Data for processing:
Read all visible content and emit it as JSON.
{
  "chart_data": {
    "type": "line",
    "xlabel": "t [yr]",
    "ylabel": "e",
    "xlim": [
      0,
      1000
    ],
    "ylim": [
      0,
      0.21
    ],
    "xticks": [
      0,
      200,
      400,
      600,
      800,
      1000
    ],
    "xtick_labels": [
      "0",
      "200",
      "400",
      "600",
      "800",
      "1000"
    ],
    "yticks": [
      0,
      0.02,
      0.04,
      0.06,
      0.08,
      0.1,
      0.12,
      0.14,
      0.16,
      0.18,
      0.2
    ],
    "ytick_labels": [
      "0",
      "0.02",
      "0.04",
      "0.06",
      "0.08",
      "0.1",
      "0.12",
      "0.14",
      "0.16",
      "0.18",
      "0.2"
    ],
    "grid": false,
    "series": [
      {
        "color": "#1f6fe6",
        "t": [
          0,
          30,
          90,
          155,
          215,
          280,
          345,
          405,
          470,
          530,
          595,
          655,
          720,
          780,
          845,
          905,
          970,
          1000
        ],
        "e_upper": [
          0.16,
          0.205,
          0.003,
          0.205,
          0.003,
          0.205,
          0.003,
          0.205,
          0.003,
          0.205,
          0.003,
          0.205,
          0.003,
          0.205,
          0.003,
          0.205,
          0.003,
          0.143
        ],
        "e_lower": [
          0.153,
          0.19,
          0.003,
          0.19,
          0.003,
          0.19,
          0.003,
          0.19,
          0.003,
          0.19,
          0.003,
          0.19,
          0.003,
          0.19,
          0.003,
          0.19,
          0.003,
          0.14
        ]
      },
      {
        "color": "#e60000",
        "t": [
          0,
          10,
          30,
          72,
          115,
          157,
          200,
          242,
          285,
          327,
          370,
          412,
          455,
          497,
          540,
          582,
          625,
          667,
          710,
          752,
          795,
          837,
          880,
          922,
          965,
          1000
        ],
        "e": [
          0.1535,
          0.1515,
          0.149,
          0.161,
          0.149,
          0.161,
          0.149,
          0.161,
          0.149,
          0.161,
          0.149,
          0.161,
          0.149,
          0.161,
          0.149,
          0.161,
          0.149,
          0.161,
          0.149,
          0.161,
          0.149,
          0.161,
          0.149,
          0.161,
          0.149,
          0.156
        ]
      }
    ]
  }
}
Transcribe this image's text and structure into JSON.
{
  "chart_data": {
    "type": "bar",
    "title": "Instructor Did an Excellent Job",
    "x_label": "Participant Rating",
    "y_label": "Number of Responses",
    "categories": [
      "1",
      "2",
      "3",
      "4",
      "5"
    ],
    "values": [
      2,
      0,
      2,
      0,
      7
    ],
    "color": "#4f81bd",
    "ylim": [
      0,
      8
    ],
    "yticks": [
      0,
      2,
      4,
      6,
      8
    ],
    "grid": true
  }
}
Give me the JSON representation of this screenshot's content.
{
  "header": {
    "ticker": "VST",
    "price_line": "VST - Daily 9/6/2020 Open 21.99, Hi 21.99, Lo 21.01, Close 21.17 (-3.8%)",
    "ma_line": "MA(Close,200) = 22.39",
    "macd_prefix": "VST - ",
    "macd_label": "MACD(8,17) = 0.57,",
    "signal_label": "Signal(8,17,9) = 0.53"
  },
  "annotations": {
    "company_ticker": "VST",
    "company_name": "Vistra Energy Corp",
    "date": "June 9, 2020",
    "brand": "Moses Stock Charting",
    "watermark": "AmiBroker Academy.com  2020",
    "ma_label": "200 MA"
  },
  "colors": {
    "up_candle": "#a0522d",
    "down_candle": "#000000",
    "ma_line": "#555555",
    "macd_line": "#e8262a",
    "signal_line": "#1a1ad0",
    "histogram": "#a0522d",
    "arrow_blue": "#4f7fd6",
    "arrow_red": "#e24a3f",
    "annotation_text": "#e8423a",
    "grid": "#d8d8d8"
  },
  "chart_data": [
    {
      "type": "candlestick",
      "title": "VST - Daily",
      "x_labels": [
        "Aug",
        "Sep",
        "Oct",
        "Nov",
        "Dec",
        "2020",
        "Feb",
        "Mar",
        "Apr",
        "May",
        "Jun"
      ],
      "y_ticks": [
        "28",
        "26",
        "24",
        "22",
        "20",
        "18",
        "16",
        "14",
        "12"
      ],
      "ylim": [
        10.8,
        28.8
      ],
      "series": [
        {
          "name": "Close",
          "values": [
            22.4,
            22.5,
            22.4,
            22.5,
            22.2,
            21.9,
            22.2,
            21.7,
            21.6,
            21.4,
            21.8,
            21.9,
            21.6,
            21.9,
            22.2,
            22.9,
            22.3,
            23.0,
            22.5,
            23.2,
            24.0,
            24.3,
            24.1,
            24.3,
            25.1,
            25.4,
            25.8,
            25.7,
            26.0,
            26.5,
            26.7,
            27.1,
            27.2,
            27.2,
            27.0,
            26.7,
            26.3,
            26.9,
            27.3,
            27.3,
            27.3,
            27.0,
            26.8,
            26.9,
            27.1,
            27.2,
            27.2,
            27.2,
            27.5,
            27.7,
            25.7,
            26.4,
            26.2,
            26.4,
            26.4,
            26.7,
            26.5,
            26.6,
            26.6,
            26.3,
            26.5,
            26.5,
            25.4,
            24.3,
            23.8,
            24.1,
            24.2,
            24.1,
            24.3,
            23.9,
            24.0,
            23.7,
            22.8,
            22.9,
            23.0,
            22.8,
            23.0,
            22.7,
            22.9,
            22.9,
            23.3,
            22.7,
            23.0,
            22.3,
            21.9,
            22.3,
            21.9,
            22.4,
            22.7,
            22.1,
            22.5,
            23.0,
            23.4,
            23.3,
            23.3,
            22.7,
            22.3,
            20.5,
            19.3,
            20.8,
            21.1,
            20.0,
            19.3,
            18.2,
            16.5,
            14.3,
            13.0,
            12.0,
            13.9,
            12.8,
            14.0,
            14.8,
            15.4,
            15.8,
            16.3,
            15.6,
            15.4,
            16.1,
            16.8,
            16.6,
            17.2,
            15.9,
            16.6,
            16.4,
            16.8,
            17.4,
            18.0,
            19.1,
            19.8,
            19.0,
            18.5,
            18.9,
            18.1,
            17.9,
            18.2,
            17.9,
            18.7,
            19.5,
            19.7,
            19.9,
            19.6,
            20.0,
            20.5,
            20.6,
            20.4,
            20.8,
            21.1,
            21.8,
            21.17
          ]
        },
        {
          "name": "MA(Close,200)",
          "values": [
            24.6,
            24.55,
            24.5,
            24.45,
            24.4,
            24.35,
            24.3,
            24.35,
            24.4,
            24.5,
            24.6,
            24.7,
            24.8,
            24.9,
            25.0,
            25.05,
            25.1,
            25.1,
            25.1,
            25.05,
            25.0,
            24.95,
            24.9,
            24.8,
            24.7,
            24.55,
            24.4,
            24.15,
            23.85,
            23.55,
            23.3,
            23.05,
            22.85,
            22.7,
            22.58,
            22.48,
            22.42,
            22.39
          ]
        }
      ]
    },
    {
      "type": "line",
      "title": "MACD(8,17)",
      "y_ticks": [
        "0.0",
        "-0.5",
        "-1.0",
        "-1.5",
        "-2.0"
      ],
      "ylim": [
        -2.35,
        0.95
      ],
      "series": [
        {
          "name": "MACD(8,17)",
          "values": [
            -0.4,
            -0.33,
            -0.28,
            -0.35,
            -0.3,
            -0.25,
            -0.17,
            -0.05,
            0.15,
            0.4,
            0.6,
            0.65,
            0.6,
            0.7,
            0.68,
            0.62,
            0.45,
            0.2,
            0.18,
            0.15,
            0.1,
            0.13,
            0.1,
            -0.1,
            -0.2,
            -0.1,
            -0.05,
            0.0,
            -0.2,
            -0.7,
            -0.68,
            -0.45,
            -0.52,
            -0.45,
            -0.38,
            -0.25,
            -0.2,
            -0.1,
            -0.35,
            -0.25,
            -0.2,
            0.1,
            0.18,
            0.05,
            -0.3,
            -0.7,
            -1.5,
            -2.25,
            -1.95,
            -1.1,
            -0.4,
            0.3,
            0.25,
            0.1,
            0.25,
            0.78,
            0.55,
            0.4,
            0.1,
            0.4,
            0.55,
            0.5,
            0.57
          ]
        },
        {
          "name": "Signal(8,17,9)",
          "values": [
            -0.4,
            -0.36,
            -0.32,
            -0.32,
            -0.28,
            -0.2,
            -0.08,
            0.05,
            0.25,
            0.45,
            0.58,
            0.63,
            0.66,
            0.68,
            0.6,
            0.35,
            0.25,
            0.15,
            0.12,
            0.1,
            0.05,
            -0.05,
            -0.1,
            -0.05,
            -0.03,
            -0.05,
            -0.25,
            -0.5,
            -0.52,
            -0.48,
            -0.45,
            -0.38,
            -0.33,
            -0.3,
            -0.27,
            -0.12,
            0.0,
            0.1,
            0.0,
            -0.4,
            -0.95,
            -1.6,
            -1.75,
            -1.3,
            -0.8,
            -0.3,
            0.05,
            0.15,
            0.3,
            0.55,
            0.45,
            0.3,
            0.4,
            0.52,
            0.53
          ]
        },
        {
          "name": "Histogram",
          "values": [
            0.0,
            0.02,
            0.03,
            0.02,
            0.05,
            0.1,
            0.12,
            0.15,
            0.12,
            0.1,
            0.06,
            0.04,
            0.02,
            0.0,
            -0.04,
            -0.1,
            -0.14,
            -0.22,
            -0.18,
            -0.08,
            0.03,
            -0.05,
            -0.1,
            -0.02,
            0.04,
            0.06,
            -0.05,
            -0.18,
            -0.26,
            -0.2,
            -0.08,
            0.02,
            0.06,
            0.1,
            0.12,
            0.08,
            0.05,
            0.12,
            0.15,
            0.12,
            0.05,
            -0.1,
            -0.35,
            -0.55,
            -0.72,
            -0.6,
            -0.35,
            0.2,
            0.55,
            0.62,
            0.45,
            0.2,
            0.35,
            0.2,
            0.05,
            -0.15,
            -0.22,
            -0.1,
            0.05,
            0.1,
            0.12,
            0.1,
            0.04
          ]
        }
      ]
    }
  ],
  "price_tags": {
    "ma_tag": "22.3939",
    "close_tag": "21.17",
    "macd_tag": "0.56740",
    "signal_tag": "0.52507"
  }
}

What is expected: Only the count is wanted: report how many lines of the material above hold the word "JSON".

Solution for this exercise: 3